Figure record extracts
'''

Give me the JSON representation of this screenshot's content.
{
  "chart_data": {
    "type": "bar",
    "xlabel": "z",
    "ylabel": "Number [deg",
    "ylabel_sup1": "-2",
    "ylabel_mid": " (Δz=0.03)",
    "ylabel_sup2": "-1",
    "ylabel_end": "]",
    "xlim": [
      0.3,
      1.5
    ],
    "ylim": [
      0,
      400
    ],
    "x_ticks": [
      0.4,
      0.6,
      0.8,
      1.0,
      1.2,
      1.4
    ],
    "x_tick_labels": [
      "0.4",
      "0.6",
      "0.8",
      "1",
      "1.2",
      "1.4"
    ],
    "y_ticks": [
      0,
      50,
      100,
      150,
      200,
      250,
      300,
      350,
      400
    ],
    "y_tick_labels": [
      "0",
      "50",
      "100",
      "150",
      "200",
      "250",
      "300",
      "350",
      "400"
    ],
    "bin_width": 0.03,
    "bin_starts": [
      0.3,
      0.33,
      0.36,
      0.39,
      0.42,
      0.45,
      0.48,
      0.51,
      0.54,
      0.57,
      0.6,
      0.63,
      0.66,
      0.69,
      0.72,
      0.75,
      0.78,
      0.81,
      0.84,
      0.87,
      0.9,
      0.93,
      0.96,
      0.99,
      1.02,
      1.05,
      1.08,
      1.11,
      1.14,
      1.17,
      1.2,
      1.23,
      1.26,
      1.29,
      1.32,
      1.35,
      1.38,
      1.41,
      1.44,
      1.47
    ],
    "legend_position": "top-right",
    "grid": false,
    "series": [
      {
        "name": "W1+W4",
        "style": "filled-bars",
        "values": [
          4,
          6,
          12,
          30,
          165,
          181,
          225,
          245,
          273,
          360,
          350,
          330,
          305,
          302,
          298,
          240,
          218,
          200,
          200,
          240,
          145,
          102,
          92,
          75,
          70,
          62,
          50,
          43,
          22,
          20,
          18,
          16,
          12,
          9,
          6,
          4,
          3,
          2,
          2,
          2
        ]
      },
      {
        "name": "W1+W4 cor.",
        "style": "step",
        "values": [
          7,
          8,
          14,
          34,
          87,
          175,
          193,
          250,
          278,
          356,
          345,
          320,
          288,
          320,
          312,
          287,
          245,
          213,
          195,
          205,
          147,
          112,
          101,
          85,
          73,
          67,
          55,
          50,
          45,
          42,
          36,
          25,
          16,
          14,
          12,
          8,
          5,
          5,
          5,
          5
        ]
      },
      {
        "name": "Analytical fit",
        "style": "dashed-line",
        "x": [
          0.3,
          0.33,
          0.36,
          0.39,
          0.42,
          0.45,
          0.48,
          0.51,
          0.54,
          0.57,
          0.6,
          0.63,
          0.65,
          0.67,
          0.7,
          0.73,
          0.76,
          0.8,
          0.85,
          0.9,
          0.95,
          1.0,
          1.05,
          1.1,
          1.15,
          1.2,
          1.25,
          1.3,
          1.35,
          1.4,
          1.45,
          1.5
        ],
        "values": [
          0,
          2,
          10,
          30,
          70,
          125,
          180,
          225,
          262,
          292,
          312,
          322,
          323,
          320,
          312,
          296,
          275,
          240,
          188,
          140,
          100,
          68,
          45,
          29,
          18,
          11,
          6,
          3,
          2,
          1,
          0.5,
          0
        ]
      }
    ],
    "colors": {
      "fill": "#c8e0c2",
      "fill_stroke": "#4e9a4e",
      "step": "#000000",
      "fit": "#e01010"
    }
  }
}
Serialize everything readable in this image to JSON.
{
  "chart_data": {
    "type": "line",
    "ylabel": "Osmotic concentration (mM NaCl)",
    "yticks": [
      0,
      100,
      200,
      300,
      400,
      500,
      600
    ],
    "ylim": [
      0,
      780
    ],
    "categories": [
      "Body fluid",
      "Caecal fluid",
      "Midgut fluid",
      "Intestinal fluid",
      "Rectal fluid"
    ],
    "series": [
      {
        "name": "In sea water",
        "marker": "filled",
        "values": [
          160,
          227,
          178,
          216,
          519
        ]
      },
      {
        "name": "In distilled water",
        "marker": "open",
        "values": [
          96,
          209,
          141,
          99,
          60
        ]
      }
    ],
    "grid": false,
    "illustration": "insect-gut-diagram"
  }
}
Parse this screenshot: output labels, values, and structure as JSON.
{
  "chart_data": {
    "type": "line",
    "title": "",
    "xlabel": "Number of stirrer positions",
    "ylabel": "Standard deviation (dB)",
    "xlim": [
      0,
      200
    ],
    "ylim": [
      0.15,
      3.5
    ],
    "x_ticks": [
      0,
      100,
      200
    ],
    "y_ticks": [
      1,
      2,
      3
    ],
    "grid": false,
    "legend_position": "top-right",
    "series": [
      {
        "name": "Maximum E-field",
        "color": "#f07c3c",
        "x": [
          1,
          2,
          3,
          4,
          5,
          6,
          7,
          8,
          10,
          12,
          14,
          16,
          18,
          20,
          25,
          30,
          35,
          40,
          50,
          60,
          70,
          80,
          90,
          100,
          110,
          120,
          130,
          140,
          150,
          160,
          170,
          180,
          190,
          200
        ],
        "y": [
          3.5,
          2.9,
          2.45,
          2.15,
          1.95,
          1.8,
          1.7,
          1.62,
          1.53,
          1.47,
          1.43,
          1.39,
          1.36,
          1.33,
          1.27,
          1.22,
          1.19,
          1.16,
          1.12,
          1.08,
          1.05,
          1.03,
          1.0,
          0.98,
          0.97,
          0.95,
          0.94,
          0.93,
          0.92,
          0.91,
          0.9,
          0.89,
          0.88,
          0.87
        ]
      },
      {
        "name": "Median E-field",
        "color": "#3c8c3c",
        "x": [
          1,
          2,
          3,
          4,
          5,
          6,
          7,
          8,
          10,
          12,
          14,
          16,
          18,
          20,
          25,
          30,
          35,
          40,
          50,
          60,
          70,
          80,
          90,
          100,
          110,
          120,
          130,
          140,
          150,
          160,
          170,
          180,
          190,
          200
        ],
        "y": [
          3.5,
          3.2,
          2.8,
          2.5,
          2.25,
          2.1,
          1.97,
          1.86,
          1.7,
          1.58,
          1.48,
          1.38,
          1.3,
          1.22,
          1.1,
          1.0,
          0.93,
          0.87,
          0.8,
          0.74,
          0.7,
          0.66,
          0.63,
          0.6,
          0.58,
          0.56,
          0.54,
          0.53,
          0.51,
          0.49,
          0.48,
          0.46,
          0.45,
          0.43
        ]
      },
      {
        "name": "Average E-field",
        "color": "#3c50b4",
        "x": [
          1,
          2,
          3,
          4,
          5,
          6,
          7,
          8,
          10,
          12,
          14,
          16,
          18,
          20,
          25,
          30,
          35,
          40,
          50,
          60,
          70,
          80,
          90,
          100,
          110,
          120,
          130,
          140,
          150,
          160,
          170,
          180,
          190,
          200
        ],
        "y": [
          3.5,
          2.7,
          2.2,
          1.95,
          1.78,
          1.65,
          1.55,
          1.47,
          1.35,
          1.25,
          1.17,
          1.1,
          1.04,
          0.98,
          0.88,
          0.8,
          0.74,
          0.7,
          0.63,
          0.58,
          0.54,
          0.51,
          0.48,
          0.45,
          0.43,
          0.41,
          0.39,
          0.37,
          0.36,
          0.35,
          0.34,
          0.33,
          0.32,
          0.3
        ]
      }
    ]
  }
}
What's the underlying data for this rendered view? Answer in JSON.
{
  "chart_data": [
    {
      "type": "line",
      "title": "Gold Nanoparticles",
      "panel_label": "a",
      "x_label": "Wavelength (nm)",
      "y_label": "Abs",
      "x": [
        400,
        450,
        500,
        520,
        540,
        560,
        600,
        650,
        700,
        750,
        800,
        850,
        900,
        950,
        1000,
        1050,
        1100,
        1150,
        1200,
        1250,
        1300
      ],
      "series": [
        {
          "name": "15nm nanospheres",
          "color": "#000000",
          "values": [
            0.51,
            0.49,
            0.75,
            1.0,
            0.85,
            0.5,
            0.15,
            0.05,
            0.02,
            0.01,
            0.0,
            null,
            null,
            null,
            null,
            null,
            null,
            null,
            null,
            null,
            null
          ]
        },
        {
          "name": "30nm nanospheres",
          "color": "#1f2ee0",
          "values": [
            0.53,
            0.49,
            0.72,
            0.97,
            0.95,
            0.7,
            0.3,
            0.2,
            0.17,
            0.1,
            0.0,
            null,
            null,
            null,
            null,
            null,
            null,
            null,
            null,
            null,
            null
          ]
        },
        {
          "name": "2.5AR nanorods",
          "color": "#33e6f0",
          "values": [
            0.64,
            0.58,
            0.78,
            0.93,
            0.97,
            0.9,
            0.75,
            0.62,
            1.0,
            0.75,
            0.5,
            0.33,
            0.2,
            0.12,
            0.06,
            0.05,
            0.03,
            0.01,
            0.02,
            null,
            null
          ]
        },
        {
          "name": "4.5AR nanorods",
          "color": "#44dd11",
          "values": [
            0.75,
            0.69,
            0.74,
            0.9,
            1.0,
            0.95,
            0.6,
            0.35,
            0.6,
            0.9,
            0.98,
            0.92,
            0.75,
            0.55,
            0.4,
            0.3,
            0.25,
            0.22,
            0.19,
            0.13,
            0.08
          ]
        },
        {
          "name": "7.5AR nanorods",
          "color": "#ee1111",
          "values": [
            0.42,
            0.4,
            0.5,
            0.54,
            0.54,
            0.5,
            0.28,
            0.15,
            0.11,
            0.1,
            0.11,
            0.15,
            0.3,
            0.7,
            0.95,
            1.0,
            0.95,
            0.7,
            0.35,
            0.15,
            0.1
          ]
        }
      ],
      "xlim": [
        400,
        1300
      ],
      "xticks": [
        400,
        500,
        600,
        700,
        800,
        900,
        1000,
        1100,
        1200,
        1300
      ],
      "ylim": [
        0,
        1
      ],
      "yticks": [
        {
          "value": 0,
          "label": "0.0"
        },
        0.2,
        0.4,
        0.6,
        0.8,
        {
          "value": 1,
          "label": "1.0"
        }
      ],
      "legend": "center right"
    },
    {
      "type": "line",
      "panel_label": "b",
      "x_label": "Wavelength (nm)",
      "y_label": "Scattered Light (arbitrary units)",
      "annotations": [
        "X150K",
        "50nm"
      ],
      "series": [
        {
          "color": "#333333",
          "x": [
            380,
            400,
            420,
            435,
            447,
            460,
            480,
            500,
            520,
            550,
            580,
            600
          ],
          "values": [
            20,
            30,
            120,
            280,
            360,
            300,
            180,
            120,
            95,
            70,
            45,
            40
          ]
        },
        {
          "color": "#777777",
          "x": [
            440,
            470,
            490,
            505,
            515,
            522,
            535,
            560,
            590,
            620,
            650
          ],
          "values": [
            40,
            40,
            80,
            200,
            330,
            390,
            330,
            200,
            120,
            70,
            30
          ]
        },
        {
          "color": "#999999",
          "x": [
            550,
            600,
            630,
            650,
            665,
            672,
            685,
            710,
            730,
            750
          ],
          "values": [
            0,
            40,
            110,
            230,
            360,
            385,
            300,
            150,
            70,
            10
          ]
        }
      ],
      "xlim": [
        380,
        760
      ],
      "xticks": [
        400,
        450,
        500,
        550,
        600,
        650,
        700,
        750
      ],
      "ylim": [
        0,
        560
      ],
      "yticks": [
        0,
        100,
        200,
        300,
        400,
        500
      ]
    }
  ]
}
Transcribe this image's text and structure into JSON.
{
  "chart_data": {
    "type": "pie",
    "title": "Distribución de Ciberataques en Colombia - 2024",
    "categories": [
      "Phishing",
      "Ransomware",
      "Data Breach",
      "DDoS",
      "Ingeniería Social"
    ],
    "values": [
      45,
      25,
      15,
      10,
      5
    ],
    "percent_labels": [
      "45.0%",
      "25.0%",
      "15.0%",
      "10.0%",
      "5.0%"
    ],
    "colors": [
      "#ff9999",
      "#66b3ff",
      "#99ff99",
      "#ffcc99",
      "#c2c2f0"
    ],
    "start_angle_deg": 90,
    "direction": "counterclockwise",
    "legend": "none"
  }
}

'''

Determine how many lines of the data contain "water" and give nothing but that number.

### WORKED SOLUTION
2